- STORED ROWS
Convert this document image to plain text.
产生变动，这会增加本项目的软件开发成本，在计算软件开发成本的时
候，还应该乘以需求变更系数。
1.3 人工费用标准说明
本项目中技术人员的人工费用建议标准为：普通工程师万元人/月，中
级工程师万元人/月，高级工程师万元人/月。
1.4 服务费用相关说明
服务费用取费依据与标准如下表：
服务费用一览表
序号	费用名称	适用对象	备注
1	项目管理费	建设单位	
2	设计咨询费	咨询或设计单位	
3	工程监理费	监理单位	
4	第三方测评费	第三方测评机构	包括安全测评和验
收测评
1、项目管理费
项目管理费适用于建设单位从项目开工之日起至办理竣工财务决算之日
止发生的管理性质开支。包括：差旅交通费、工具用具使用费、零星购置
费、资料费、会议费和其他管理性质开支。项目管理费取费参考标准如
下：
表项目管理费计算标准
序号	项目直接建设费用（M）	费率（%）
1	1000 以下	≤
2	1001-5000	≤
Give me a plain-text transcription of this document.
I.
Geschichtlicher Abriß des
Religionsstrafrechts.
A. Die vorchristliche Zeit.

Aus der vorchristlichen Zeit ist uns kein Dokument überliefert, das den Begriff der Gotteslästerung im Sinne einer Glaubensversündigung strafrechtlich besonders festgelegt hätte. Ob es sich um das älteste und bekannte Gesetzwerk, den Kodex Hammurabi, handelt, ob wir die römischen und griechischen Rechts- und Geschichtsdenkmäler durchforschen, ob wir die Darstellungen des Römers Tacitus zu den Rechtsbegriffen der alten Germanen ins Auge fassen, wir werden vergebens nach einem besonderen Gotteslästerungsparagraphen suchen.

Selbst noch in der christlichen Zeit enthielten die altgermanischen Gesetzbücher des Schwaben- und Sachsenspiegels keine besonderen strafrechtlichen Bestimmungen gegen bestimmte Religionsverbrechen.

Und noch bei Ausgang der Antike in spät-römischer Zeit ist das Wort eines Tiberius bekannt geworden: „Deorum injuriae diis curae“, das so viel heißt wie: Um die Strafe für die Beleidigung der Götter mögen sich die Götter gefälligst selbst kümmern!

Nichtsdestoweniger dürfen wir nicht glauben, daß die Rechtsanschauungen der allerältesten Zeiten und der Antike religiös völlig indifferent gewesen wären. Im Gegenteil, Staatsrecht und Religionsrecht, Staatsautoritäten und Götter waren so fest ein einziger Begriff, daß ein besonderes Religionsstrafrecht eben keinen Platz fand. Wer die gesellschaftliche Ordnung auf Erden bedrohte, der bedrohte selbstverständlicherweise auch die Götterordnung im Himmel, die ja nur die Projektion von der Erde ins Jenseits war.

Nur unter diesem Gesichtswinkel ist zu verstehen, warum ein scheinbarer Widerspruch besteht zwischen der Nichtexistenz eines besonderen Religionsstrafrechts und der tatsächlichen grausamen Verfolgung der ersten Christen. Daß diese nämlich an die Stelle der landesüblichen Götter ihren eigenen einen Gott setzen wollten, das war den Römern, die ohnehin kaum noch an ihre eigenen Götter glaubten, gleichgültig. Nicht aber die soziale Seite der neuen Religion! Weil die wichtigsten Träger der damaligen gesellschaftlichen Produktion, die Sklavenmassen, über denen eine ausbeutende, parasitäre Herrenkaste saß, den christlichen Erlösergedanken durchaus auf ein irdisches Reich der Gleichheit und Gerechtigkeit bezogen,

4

- WHAT IS BEING ASKED
Copy every record above exactly as it appears.

- REPLY TO THE TASK
Convert this document image to plain text.
产生变动，这会增加本项目的软件开发成本，在计算软件开发成本的时
候，还应该乘以需求变更系数。
1.3 人工费用标准说明
本项目中技术人员的人工费用建议标准为：普通工程师万元人/月，中
级工程师万元人/月，高级工程师万元人/月。
1.4 服务费用相关说明
服务费用取费依据与标准如下表：
服务费用一览表
序号	费用名称	适用对象	备注
1	项目管理费	建设单位	
2	设计咨询费	咨询或设计单位	
3	工程监理费	监理单位	
4	第三方测评费	第三方测评机构	包括安全测评和验
收测评
1、项目管理费
项目管理费适用于建设单位从项目开工之日起至办理竣工财务决算之日
止发生的管理性质开支。包括：差旅交通费、工具用具使用费、零星购置
费、资料费、会议费和其他管理性质开支。项目管理费取费参考标准如
下：
表项目管理费计算标准
序号	项目直接建设费用（M）	费率（%）
1	1000 以下	≤
2	1001-5000	≤
Give me a plain-text transcription of this document.
I.
Geschichtlicher Abriß des
Religionsstrafrechts.
A. Die vorchristliche Zeit.

Aus der vorchristlichen Zeit ist uns kein Dokument überliefert, das den Begriff der Gotteslästerung im Sinne einer Glaubensversündigung strafrechtlich besonders festgelegt hätte. Ob es sich um das älteste und bekannte Gesetzwerk, den Kodex Hammurabi, handelt, ob wir die römischen und griechischen Rechts- und Geschichtsdenkmäler durchforschen, ob wir die Darstellungen des Römers Tacitus zu den Rechtsbegriffen der alten Germanen ins Auge fassen, wir werden vergebens nach einem besonderen Gotteslästerungsparagraphen suchen.

Selbst noch in der christlichen Zeit enthielten die altgermanischen Gesetzbücher des Schwaben- und Sachsenspiegels keine besonderen strafrechtlichen Bestimmungen gegen bestimmte Religionsverbrechen.

Und noch bei Ausgang der Antike in spät-römischer Zeit ist das Wort eines Tiberius bekannt geworden: „Deorum injuriae diis curae“, das so viel heißt wie: Um die Strafe für die Beleidigung der Götter mögen sich die Götter gefälligst selbst kümmern!

Nichtsdestoweniger dürfen wir nicht glauben, daß die Rechtsanschauungen der allerältesten Zeiten und der Antike religiös völlig indifferent gewesen wären. Im Gegenteil, Staatsrecht und Religionsrecht, Staatsautoritäten und Götter waren so fest ein einziger Begriff, daß ein besonderes Religionsstrafrecht eben keinen Platz fand. Wer die gesellschaftliche Ordnung auf Erden bedrohte, der bedrohte selbstverständlicherweise auch die Götterordnung im Himmel, die ja nur die Projektion von der Erde ins Jenseits war.

Nur unter diesem Gesichtswinkel ist zu verstehen, warum ein scheinbarer Widerspruch besteht zwischen der Nichtexistenz eines besonderen Religionsstrafrechts und der tatsächlichen grausamen Verfolgung der ersten Christen. Daß diese nämlich an die Stelle der landesüblichen Götter ihren eigenen einen Gott setzen wollten, das war den Römern, die ohnehin kaum noch an ihre eigenen Götter glaubten, gleichgültig. Nicht aber die soziale Seite der neuen Religion! Weil die wichtigsten Träger der damaligen gesellschaftlichen Produktion, die Sklavenmassen, über denen eine ausbeutende, parasitäre Herrenkaste saß, den christlichen Erlösergedanken durchaus auf ein irdisches Reich der Gleichheit und Gerechtigkeit bezogen,

4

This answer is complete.